Transcribe the records below exactly as they appear, omitting any pictures.

::::::

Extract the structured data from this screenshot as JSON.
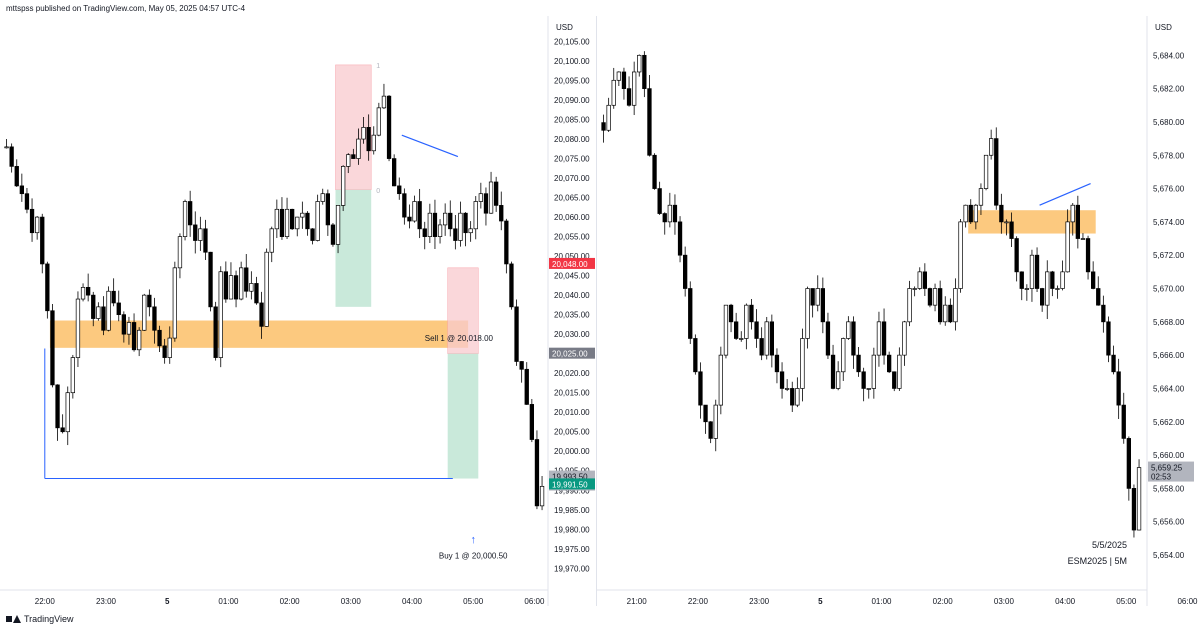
{
  "header": {
    "text": "mttspss published on TradingView.com, May 05, 2025 04:57 UTC-4"
  },
  "footer": {
    "brand": "TradingView"
  },
  "colors": {
    "up_fill": "#ffffff",
    "down_fill": "#000000",
    "wick": "#000000",
    "supply": "#fbbf68",
    "stop": "#f8c9cd",
    "target": "#b7e1cd",
    "trendline": "#2962ff"
  },
  "chart_data": [
    {
      "type": "candlestick",
      "symbol_label": "",
      "currency": "USD",
      "y_ticks": [
        "20,105.00",
        "20,100.00",
        "20,095.00",
        "20,090.00",
        "20,085.00",
        "20,080.00",
        "20,075.00",
        "20,070.00",
        "20,065.00",
        "20,060.00",
        "20,055.00",
        "20,050.00",
        "20,045.00",
        "20,040.00",
        "20,035.00",
        "20,030.00",
        "20,025.00",
        "20,020.00",
        "20,015.00",
        "20,010.00",
        "20,005.00",
        "20,000.00",
        "19,995.00",
        "19,990.00",
        "19,985.00",
        "19,980.00",
        "19,975.00",
        "19,970.00"
      ],
      "y_ticks_values": [
        20105,
        20100,
        20095,
        20090,
        20085,
        20080,
        20075,
        20070,
        20065,
        20060,
        20055,
        20050,
        20045,
        20040,
        20035,
        20030,
        20025,
        20020,
        20015,
        20010,
        20005,
        20000,
        19995,
        19990,
        19985,
        19980,
        19975,
        19970
      ],
      "ylim": [
        19967,
        20110
      ],
      "x_ticks": [
        "22:00",
        "23:00",
        "5",
        "01:00",
        "02:00",
        "03:00",
        "04:00",
        "05:00",
        "06:00"
      ],
      "x_tick_bold": [
        false,
        false,
        true,
        false,
        false,
        false,
        false,
        false,
        false
      ],
      "x_start": "21:20",
      "bar_minutes": 5,
      "price_tags": [
        {
          "label": "20,048.00",
          "value": 20048.0,
          "color": "#f23645",
          "text_color": "#ffffff"
        },
        {
          "label": "20,025.00",
          "value": 20025.0,
          "color": "#787b86",
          "text_color": "#ffffff"
        },
        {
          "label": "19,993.50",
          "sub": "02:53",
          "value": 19993.5,
          "color": "#b2b5be",
          "text_color": "#131722"
        },
        {
          "label": "19,991.50",
          "value": 19991.5,
          "color": "#089981",
          "text_color": "#ffffff"
        }
      ],
      "annotations": {
        "sell_label": "Sell 1 @ 20,018.00",
        "buy_label": "Buy 1 @ 20,000.50",
        "buy_arrow": "↑",
        "marker_1": "1",
        "marker_0": "0"
      },
      "zones": [
        {
          "kind": "supply",
          "from": "22:05",
          "to": "04:55",
          "high": 20033.5,
          "low": 20026.5
        },
        {
          "kind": "stop",
          "from": "02:45",
          "to": "03:20",
          "high": 20099,
          "low": 20067
        },
        {
          "kind": "target",
          "from": "02:45",
          "to": "03:20",
          "high": 20067,
          "low": 20037
        },
        {
          "kind": "stop",
          "from": "04:35",
          "to": "05:05",
          "high": 20047,
          "low": 20025
        },
        {
          "kind": "target",
          "from": "04:35",
          "to": "05:05",
          "high": 20025,
          "low": 19993
        }
      ],
      "lines": [
        {
          "kind": "trend",
          "from": "03:50",
          "to": "04:45",
          "start": 20081,
          "end": 20075.5
        },
        {
          "kind": "level",
          "from": "22:00",
          "to": "04:40",
          "value": 19993
        }
      ],
      "closes": [
        20078,
        20073,
        20068,
        20066,
        20062,
        20056,
        20060,
        20048,
        20036,
        20017,
        20006,
        20005,
        20015,
        20024,
        20039,
        20042,
        20040,
        20034,
        20037,
        20031,
        20041,
        20038,
        20035,
        20030,
        20033,
        20026,
        20031,
        20040,
        20037,
        20031,
        20027,
        20024,
        20029,
        20047,
        20055,
        20064,
        20058,
        20054,
        20057,
        20051,
        20037,
        20024,
        20046,
        20039,
        20045,
        20039,
        20047,
        20041,
        20043,
        20038,
        20032,
        20051,
        20057,
        20062,
        20055,
        20062,
        20057,
        20060,
        20061,
        20057,
        20054,
        20064,
        20066,
        20058,
        20053,
        20063,
        20073,
        20076,
        20075,
        20080,
        20083,
        20077,
        20081,
        20088,
        20091,
        20075,
        20068,
        20066,
        20060,
        20059,
        20064,
        20057,
        20055,
        20061,
        20055,
        20058,
        20061,
        20057,
        20054,
        20061,
        20056,
        20057,
        20064,
        20066,
        20061,
        20069,
        20063,
        20059,
        20048,
        20037,
        20023,
        20021,
        20012,
        20003,
        19986,
        19991
      ]
    },
    {
      "type": "candlestick",
      "currency": "USD",
      "y_ticks": [
        "5,684.00",
        "5,682.00",
        "5,680.00",
        "5,678.00",
        "5,676.00",
        "5,674.00",
        "5,672.00",
        "5,670.00",
        "5,668.00",
        "5,666.00",
        "5,664.00",
        "5,662.00",
        "5,660.00",
        "5,658.00",
        "5,656.00",
        "5,654.00"
      ],
      "y_ticks_values": [
        5684,
        5682,
        5680,
        5678,
        5676,
        5674,
        5672,
        5670,
        5668,
        5666,
        5664,
        5662,
        5660,
        5658,
        5656,
        5654
      ],
      "ylim": [
        5652.5,
        5686
      ],
      "x_ticks": [
        "21:00",
        "22:00",
        "23:00",
        "5",
        "01:00",
        "02:00",
        "03:00",
        "04:00",
        "05:00",
        "06:00"
      ],
      "x_tick_bold": [
        false,
        false,
        false,
        true,
        false,
        false,
        false,
        false,
        false,
        false
      ],
      "x_start": "20:25",
      "bar_minutes": 5,
      "price_tags": [
        {
          "label": "5,659.25",
          "sub": "02:53",
          "value": 5659.25,
          "color": "#b2b5be",
          "text_color": "#131722"
        }
      ],
      "watermark": {
        "date": "5/5/2025",
        "symbol": "ESM2025 | 5M"
      },
      "zones": [
        {
          "kind": "supply",
          "from": "02:25",
          "to": "04:30",
          "high": 5674.7,
          "low": 5673.3
        }
      ],
      "lines": [
        {
          "kind": "trend",
          "from": "03:35",
          "to": "04:25",
          "start": 5675.0,
          "end": 5676.3
        }
      ],
      "closes": [
        5679.5,
        5681,
        5682.5,
        5683,
        5682,
        5681,
        5683,
        5684,
        5682,
        5678,
        5676,
        5674.5,
        5674,
        5675,
        5674,
        5672,
        5670,
        5667,
        5665,
        5663,
        5662,
        5661,
        5663,
        5666,
        5669,
        5668,
        5667,
        5667,
        5669,
        5668,
        5667,
        5666,
        5668,
        5666,
        5665,
        5664,
        5664,
        5663,
        5664,
        5667,
        5670,
        5669,
        5670,
        5668,
        5666,
        5664,
        5665,
        5667,
        5668,
        5666,
        5665,
        5664,
        5664,
        5666,
        5668,
        5666,
        5665,
        5664,
        5666,
        5668,
        5670,
        5670,
        5671,
        5670,
        5669,
        5670,
        5668,
        5669,
        5668,
        5670,
        5674,
        5675,
        5674,
        5675,
        5676,
        5678,
        5679,
        5675,
        5674,
        5674,
        5673,
        5671,
        5670,
        5670,
        5672,
        5670,
        5669,
        5671,
        5670,
        5670,
        5671,
        5674,
        5675,
        5673,
        5673,
        5671,
        5670,
        5669,
        5668,
        5666,
        5665,
        5663,
        5661,
        5658,
        5655.5,
        5659.25
      ]
    }
  ]
}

::::::

### Worked answer
Extract the structured data from this screenshot as JSON.
{
  "header": {
    "text": "mttspss published on TradingView.com, May 05, 2025 04:57 UTC-4"
  },
  "footer": {
    "brand": "TradingView"
  },
  "colors": {
    "up_fill": "#ffffff",
    "down_fill": "#000000",
    "wick": "#000000",
    "supply": "#fbbf68",
    "stop": "#f8c9cd",
    "target": "#b7e1cd",
    "trendline": "#2962ff"
  },
  "chart_data": [
    {
      "type": "candlestick",
      "symbol_label": "",
      "currency": "USD",
      "y_ticks": [
        "20,105.00",
        "20,100.00",
        "20,095.00",
        "20,090.00",
        "20,085.00",
        "20,080.00",
        "20,075.00",
        "20,070.00",
        "20,065.00",
        "20,060.00",
        "20,055.00",
        "20,050.00",
        "20,045.00",
        "20,040.00",
        "20,035.00",
        "20,030.00",
        "20,025.00",
        "20,020.00",
        "20,015.00",
        "20,010.00",
        "20,005.00",
        "20,000.00",
        "19,995.00",
        "19,990.00",
        "19,985.00",
        "19,980.00",
        "19,975.00",
        "19,970.00"
      ],
      "y_ticks_values": [
        20105,
        20100,
        20095,
        20090,
        20085,
        20080,
        20075,
        20070,
        20065,
        20060,
        20055,
        20050,
        20045,
        20040,
        20035,
        20030,
        20025,
        20020,
        20015,
        20010,
        20005,
        20000,
        19995,
        19990,
        19985,
        19980,
        19975,
        19970
      ],
      "ylim": [
        19967,
        20110
      ],
      "x_ticks": [
        "22:00",
        "23:00",
        "5",
        "01:00",
        "02:00",
        "03:00",
        "04:00",
        "05:00",
        "06:00"
      ],
      "x_tick_bold": [
        false,
        false,
        true,
        false,
        false,
        false,
        false,
        false,
        false
      ],
      "x_start": "21:20",
      "bar_minutes": 5,
      "price_tags": [
        {
          "label": "20,048.00",
          "value": 20048.0,
          "color": "#f23645",
          "text_color": "#ffffff"
        },
        {
          "label": "20,025.00",
          "value": 20025.0,
          "color": "#787b86",
          "text_color": "#ffffff"
        },
        {
          "label": "19,993.50",
          "sub": "02:53",
          "value": 19993.5,
          "color": "#b2b5be",
          "text_color": "#131722"
        },
        {
          "label": "19,991.50",
          "value": 19991.5,
          "color": "#089981",
          "text_color": "#ffffff"
        }
      ],
      "annotations": {
        "sell_label": "Sell 1 @ 20,018.00",
        "buy_label": "Buy 1 @ 20,000.50",
        "buy_arrow": "↑",
        "marker_1": "1",
        "marker_0": "0"
      },
      "zones": [
        {
          "kind": "supply",
          "from": "22:05",
          "to": "04:55",
          "high": 20033.5,
          "low": 20026.5
        },
        {
          "kind": "stop",
          "from": "02:45",
          "to": "03:20",
          "high": 20099,
          "low": 20067
        },
        {
          "kind": "target",
          "from": "02:45",
          "to": "03:20",
          "high": 20067,
          "low": 20037
        },
        {
          "kind": "stop",
          "from": "04:35",
          "to": "05:05",
          "high": 20047,
          "low": 20025
        },
        {
          "kind": "target",
          "from": "04:35",
          "to": "05:05",
          "high": 20025,
          "low": 19993
        }
      ],
      "lines": [
        {
          "kind": "trend",
          "from": "03:50",
          "to": "04:45",
          "start": 20081,
          "end": 20075.5
        },
        {
          "kind": "level",
          "from": "22:00",
          "to": "04:40",
          "value": 19993
        }
      ],
      "closes": [
        20078,
        20073,
        20068,
        20066,
        20062,
        20056,
        20060,
        20048,
        20036,
        20017,
        20006,
        20005,
        20015,
        20024,
        20039,
        20042,
        20040,
        20034,
        20037,
        20031,
        20041,
        20038,
        20035,
        20030,
        20033,
        20026,
        20031,
        20040,
        20037,
        20031,
        20027,
        20024,
        20029,
        20047,
        20055,
        20064,
        20058,
        20054,
        20057,
        20051,
        20037,
        20024,
        20046,
        20039,
        20045,
        20039,
        20047,
        20041,
        20043,
        20038,
        20032,
        20051,
        20057,
        20062,
        20055,
        20062,
        20057,
        20060,
        20061,
        20057,
        20054,
        20064,
        20066,
        20058,
        20053,
        20063,
        20073,
        20076,
        20075,
        20080,
        20083,
        20077,
        20081,
        20088,
        20091,
        20075,
        20068,
        20066,
        20060,
        20059,
        20064,
        20057,
        20055,
        20061,
        20055,
        20058,
        20061,
        20057,
        20054,
        20061,
        20056,
        20057,
        20064,
        20066,
        20061,
        20069,
        20063,
        20059,
        20048,
        20037,
        20023,
        20021,
        20012,
        20003,
        19986,
        19991
      ]
    },
    {
      "type": "candlestick",
      "currency": "USD",
      "y_ticks": [
        "5,684.00",
        "5,682.00",
        "5,680.00",
        "5,678.00",
        "5,676.00",
        "5,674.00",
        "5,672.00",
        "5,670.00",
        "5,668.00",
        "5,666.00",
        "5,664.00",
        "5,662.00",
        "5,660.00",
        "5,658.00",
        "5,656.00",
        "5,654.00"
      ],
      "y_ticks_values": [
        5684,
        5682,
        5680,
        5678,
        5676,
        5674,
        5672,
        5670,
        5668,
        5666,
        5664,
        5662,
        5660,
        5658,
        5656,
        5654
      ],
      "ylim": [
        5652.5,
        5686
      ],
      "x_ticks": [
        "21:00",
        "22:00",
        "23:00",
        "5",
        "01:00",
        "02:00",
        "03:00",
        "04:00",
        "05:00",
        "06:00"
      ],
      "x_tick_bold": [
        false,
        false,
        false,
        true,
        false,
        false,
        false,
        false,
        false,
        false
      ],
      "x_start": "20:25",
      "bar_minutes": 5,
      "price_tags": [
        {
          "label": "5,659.25",
          "sub": "02:53",
          "value": 5659.25,
          "color": "#b2b5be",
          "text_color": "#131722"
        }
      ],
      "watermark": {
        "date": "5/5/2025",
        "symbol": "ESM2025 | 5M"
      },
      "zones": [
        {
          "kind": "supply",
          "from": "02:25",
          "to": "04:30",
          "high": 5674.7,
          "low": 5673.3
        }
      ],
      "lines": [
        {
          "kind": "trend",
          "from": "03:35",
          "to": "04:25",
          "start": 5675.0,
          "end": 5676.3
        }
      ],
      "closes": [
        5679.5,
        5681,
        5682.5,
        5683,
        5682,
        5681,
        5683,
        5684,
        5682,
        5678,
        5676,
        5674.5,
        5674,
        5675,
        5674,
        5672,
        5670,
        5667,
        5665,
        5663,
        5662,
        5661,
        5663,
        5666,
        5669,
        5668,
        5667,
        5667,
        5669,
        5668,
        5667,
        5666,
        5668,
        5666,
        5665,
        5664,
        5664,
        5663,
        5664,
        5667,
        5670,
        5669,
        5670,
        5668,
        5666,
        5664,
        5665,
        5667,
        5668,
        5666,
        5665,
        5664,
        5664,
        5666,
        5668,
        5666,
        5665,
        5664,
        5666,
        5668,
        5670,
        5670,
        5671,
        5670,
        5669,
        5670,
        5668,
        5669,
        5668,
        5670,
        5674,
        5675,
        5674,
        5675,
        5676,
        5678,
        5679,
        5675,
        5674,
        5674,
        5673,
        5671,
        5670,
        5670,
        5672,
        5670,
        5669,
        5671,
        5670,
        5670,
        5671,
        5674,
        5675,
        5673,
        5673,
        5671,
        5670,
        5669,
        5668,
        5666,
        5665,
        5663,
        5661,
        5658,
        5655.5,
        5659.25
      ]
    }
  ]
}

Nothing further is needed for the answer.